(Stored entries)
[start]

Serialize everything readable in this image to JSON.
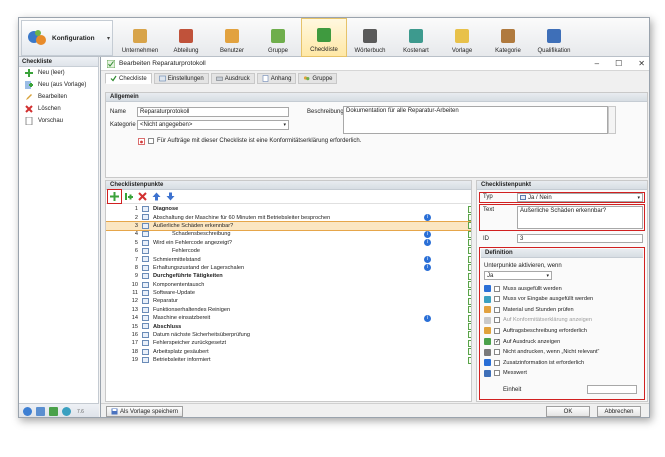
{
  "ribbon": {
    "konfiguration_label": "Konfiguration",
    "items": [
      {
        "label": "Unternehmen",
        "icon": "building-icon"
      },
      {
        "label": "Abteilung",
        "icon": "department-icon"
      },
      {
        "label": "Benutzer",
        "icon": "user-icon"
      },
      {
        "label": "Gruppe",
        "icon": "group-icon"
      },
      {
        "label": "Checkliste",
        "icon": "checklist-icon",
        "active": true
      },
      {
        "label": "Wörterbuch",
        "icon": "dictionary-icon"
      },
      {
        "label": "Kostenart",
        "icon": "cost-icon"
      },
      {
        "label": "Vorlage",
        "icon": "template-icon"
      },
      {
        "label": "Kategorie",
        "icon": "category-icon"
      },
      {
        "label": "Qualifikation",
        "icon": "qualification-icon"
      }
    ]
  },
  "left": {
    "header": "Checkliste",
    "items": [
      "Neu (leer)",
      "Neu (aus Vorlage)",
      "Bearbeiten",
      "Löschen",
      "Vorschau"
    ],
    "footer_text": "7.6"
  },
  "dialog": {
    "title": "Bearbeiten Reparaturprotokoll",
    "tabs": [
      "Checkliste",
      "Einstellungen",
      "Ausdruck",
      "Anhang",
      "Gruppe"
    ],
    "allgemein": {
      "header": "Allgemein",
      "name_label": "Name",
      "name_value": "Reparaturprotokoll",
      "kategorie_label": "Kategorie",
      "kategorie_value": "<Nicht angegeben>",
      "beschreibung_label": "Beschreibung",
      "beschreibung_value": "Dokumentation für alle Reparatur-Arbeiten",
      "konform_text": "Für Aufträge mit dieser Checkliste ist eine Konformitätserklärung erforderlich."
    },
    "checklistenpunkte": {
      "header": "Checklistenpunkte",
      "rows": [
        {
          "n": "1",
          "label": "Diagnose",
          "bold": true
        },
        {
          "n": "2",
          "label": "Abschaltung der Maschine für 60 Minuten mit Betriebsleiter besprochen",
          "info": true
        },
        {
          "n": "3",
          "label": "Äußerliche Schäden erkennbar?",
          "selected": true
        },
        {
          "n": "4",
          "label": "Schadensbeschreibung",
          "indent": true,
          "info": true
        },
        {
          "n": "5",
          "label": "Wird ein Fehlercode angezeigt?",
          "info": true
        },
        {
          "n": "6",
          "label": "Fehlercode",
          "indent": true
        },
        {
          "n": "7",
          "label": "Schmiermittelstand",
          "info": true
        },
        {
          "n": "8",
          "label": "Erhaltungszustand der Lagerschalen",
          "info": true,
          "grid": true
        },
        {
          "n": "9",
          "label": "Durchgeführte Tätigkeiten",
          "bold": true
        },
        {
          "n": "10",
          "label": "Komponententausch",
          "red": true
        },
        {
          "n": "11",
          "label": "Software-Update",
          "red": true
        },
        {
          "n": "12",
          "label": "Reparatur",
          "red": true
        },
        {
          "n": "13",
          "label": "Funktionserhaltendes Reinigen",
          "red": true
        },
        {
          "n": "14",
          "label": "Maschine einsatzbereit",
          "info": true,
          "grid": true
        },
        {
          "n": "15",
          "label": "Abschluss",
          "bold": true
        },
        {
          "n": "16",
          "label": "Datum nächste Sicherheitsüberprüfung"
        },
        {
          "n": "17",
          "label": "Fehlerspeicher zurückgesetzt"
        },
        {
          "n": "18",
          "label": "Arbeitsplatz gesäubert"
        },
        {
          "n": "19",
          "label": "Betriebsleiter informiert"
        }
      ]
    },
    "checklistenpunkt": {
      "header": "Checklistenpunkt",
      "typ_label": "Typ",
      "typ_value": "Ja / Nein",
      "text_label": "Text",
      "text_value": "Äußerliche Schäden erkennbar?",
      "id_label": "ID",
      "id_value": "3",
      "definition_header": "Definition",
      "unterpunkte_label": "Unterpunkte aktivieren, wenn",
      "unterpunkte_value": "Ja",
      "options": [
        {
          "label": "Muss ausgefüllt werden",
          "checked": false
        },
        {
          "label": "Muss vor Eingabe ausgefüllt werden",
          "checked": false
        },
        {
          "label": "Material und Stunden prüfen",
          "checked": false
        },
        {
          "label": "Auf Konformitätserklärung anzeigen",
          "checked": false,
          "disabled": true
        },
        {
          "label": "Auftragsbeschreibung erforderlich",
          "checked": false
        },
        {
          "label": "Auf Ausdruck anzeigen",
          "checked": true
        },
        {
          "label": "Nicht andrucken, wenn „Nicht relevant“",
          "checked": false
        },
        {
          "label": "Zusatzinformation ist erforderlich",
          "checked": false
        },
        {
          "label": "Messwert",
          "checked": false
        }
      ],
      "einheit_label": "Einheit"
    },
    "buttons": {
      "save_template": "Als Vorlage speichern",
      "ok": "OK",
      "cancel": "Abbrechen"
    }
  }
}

[end]

## Problem details
From the data, collect all lines where the string "ausgefüllt" appears.

## Exercise response
          "label": "Muss ausgefüllt werden",
          "label": "Muss vor Eingabe ausgefüllt werden",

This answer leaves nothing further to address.